■ WHAT IS EXPECTED ■
Select the lines that contain "title" and copy each of them.

(Records about charts and figures)
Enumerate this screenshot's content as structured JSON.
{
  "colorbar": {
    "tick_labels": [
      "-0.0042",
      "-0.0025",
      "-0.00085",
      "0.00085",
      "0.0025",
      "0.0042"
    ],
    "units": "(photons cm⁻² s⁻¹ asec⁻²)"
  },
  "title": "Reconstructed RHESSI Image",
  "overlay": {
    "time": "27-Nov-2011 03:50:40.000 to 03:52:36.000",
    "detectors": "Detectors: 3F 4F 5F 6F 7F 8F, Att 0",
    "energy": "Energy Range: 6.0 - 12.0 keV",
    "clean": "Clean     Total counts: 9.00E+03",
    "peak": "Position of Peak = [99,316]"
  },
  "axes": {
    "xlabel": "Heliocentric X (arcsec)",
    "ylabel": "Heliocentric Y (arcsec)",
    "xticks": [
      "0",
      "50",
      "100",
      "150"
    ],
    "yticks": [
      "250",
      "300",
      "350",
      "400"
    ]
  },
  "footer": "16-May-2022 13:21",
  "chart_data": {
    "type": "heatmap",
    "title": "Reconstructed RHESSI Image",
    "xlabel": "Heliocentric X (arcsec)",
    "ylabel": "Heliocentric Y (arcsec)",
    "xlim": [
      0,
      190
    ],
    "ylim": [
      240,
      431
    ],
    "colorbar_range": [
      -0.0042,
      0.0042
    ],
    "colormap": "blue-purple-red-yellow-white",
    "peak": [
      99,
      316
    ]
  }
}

■ SOLUTION FOR THIS PROBLEM ■
  "title": "Reconstructed RHESSI Image",
    "title": "Reconstructed RHESSI Image",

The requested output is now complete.